(Records that describe figures)
* * * * *

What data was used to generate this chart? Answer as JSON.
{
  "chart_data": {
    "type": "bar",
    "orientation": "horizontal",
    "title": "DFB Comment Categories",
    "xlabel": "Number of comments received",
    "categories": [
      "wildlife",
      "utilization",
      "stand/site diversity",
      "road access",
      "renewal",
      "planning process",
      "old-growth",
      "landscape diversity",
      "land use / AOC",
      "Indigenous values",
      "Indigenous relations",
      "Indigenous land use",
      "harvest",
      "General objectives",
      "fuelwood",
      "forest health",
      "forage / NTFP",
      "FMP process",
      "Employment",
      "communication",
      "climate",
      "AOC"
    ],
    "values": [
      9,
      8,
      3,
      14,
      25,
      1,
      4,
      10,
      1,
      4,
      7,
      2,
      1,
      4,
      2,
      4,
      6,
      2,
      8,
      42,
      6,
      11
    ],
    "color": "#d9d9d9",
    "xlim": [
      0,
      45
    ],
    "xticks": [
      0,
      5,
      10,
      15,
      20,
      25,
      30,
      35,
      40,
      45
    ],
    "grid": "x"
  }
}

* * * * *

* [TASK REQUIREMENTS] From the records above, extract everything verbatim.

* [THE COMPLETED TASK]
What data was used to generate this chart? Answer as JSON.
{
  "chart_data": {
    "type": "bar",
    "orientation": "horizontal",
    "title": "DFB Comment Categories",
    "xlabel": "Number of comments received",
    "categories": [
      "wildlife",
      "utilization",
      "stand/site diversity",
      "road access",
      "renewal",
      "planning process",
      "old-growth",
      "landscape diversity",
      "land use / AOC",
      "Indigenous values",
      "Indigenous relations",
      "Indigenous land use",
      "harvest",
      "General objectives",
      "fuelwood",
      "forest health",
      "forage / NTFP",
      "FMP process",
      "Employment",
      "communication",
      "climate",
      "AOC"
    ],
    "values": [
      9,
      8,
      3,
      14,
      25,
      1,
      4,
      10,
      1,
      4,
      7,
      2,
      1,
      4,
      2,
      4,
      6,
      2,
      8,
      42,
      6,
      11
    ],
    "color": "#d9d9d9",
    "xlim": [
      0,
      45
    ],
    "xticks": [
      0,
      5,
      10,
      15,
      20,
      25,
      30,
      35,
      40,
      45
    ],
    "grid": "x"
  }
}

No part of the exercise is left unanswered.